PROBLEM REQUIREMENTS
Report only the number of lines in the records that contain the word "months".

══ DATASET RECORDS ══

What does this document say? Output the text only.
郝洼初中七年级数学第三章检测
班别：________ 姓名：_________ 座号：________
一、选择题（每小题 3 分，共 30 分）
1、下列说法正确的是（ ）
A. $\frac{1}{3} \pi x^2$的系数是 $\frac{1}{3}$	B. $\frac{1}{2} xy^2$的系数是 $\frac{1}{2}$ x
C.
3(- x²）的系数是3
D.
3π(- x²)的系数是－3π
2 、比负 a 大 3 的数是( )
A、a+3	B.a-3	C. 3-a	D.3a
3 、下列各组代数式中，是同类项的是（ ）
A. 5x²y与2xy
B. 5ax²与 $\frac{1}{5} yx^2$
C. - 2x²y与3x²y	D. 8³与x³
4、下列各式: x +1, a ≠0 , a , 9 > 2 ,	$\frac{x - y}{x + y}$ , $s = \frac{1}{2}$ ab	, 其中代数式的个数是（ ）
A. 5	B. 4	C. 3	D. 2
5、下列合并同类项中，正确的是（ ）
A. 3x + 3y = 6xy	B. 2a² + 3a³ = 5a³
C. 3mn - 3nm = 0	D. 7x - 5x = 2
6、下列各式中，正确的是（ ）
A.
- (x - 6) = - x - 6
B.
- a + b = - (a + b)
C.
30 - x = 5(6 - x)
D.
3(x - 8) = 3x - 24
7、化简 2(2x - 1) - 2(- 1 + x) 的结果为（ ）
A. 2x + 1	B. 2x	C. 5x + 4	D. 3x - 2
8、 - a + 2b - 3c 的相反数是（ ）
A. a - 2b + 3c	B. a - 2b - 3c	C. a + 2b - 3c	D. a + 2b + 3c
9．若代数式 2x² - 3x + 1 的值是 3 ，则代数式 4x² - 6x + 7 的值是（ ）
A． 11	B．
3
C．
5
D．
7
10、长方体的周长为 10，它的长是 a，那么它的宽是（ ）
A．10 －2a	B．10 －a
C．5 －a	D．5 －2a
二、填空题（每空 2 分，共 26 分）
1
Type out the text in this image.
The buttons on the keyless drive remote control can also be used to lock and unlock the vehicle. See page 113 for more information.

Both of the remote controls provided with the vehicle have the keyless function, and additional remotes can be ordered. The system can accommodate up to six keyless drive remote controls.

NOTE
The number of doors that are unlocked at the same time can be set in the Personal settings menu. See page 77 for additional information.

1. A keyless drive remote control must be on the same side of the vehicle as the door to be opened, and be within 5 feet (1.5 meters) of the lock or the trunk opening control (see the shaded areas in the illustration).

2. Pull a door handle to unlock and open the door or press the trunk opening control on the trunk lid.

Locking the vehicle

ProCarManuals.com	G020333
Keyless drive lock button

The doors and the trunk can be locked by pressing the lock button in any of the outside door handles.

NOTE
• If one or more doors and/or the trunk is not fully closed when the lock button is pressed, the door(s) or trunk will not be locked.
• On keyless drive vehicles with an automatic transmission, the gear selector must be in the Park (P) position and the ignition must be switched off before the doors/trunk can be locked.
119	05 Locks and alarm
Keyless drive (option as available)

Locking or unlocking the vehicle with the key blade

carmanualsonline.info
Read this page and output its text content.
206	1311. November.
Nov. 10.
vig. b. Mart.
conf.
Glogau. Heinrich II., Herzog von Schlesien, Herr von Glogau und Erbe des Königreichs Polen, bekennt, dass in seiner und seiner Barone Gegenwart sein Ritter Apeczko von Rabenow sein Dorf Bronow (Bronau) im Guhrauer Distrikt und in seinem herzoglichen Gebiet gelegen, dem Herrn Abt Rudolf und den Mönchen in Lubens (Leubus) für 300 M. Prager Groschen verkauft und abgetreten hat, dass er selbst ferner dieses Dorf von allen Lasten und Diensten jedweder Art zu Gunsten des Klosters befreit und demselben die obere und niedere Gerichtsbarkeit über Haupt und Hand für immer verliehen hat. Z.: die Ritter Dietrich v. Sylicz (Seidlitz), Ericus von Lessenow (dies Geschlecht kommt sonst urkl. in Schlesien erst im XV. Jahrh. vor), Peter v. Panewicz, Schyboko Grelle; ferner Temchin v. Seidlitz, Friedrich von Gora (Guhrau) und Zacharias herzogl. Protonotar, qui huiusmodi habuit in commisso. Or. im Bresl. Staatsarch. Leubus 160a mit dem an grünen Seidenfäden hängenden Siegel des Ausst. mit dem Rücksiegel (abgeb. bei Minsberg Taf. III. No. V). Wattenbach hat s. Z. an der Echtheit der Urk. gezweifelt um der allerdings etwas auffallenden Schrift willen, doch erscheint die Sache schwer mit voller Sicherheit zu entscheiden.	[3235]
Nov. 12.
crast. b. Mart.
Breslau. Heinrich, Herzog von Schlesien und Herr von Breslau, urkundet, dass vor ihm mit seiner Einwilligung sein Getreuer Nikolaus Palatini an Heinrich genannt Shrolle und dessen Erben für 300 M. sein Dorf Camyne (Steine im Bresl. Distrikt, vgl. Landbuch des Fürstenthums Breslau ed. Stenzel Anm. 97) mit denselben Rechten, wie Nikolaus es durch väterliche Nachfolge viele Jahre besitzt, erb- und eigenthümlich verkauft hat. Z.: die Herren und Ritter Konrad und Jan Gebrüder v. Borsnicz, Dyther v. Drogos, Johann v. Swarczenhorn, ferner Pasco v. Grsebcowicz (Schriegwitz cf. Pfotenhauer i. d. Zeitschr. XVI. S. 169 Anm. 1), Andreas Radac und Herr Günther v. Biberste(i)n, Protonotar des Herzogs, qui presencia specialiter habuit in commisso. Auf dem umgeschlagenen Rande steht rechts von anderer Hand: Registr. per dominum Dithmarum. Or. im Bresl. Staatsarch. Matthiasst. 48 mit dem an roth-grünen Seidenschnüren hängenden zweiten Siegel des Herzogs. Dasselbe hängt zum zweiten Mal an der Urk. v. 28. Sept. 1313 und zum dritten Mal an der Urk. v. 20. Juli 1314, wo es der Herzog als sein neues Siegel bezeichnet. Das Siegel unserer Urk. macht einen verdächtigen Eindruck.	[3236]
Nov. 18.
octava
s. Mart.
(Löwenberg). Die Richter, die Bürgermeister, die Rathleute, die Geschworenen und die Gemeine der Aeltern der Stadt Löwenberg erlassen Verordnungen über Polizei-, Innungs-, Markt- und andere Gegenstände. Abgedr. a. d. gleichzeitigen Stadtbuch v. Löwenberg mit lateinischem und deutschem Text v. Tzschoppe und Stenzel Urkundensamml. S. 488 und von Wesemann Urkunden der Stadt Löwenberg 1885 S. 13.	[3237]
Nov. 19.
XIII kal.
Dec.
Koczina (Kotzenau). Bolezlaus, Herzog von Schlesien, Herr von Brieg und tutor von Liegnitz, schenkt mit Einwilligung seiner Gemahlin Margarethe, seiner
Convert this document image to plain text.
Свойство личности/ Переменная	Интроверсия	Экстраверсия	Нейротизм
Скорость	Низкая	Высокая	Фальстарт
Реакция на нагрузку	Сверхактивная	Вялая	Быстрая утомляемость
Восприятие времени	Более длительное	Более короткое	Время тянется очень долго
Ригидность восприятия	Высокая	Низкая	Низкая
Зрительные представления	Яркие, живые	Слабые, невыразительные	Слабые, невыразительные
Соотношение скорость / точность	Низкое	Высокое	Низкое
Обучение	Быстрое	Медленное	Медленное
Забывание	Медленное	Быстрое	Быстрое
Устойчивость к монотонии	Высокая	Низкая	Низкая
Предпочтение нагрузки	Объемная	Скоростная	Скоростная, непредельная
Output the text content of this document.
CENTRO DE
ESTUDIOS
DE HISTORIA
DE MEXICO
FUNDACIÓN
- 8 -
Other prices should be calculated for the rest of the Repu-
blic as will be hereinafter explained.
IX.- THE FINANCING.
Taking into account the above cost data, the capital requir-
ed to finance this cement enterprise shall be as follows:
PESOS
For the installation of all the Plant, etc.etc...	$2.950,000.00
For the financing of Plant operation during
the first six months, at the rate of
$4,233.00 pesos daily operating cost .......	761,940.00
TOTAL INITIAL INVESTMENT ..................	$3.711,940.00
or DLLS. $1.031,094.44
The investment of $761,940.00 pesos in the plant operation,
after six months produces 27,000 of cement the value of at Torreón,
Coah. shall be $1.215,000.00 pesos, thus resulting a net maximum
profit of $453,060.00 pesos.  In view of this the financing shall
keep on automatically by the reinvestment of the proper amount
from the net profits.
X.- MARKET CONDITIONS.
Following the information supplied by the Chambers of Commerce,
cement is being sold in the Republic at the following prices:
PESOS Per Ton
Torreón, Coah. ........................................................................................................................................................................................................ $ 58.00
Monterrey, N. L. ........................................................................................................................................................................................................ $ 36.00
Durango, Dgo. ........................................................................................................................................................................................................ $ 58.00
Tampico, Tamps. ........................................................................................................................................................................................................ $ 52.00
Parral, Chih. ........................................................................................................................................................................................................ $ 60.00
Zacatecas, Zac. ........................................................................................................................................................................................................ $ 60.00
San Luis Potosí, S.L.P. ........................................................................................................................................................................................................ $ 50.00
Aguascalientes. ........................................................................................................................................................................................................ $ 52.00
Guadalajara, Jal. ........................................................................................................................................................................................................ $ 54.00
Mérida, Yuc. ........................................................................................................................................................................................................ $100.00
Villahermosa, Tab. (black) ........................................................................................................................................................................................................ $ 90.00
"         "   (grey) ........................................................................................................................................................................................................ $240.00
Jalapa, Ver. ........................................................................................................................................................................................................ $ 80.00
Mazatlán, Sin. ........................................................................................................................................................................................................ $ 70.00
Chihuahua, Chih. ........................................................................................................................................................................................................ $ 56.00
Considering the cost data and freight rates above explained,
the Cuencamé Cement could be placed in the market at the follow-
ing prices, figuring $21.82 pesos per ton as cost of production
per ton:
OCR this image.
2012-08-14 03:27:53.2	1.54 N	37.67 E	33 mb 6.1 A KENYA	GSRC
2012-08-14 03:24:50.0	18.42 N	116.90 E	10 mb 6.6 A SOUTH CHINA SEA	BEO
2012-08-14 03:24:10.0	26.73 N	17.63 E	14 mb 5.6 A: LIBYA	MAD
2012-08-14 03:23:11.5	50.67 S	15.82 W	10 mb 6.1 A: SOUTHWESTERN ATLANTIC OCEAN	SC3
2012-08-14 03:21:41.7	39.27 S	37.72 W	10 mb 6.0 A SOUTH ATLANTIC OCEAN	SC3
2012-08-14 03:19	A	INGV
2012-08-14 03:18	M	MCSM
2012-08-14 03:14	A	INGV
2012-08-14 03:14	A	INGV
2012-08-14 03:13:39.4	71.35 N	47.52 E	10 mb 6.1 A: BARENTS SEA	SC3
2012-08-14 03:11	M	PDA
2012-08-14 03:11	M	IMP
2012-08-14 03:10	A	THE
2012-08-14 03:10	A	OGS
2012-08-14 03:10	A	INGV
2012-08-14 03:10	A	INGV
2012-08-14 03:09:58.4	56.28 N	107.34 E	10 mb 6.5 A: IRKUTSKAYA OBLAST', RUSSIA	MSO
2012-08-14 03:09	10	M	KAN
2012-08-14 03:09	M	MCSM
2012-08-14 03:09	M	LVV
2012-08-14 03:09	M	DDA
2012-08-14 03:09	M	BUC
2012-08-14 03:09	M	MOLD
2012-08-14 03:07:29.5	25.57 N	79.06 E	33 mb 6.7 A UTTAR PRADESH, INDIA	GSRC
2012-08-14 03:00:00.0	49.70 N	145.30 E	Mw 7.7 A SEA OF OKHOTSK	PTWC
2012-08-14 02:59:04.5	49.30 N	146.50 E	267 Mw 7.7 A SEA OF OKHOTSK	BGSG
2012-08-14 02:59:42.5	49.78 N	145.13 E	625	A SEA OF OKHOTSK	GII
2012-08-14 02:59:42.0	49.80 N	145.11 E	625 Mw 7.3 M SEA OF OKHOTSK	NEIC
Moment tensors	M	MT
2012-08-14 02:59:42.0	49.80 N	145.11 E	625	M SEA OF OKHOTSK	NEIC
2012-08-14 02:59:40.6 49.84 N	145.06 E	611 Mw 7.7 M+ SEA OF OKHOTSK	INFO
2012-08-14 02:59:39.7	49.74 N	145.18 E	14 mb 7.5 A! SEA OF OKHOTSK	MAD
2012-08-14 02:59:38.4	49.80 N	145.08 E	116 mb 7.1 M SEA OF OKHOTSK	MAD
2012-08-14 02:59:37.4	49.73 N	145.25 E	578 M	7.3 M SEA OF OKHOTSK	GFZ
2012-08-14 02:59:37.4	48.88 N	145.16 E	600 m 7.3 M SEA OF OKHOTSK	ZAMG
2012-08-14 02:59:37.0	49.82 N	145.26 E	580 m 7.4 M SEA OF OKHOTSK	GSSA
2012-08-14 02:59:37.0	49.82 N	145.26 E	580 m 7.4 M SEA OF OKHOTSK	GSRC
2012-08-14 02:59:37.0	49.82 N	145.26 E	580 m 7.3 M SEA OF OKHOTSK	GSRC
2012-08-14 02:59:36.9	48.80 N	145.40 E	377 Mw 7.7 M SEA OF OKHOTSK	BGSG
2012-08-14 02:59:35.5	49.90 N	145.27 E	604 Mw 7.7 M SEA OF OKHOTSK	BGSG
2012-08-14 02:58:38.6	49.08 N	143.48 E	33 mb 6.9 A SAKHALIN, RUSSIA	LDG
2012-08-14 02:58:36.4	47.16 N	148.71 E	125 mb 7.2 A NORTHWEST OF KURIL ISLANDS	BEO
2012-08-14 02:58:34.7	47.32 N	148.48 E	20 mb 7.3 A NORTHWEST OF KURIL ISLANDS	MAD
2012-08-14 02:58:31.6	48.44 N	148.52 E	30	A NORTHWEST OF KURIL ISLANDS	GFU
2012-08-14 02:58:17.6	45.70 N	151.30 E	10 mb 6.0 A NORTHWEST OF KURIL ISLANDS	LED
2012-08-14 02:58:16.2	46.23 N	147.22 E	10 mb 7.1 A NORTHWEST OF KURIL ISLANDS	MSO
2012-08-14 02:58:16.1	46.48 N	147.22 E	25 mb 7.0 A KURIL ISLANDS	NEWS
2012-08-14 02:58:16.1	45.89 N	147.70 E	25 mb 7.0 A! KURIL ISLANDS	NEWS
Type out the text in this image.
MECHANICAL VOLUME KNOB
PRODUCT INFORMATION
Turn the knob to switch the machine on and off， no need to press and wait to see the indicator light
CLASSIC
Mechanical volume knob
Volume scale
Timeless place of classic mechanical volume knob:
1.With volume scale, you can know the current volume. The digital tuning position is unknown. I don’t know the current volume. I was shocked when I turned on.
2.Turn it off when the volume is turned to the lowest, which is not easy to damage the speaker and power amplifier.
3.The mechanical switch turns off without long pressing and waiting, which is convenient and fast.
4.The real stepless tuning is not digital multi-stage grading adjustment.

═══

RESPONSE TO THE TASK
2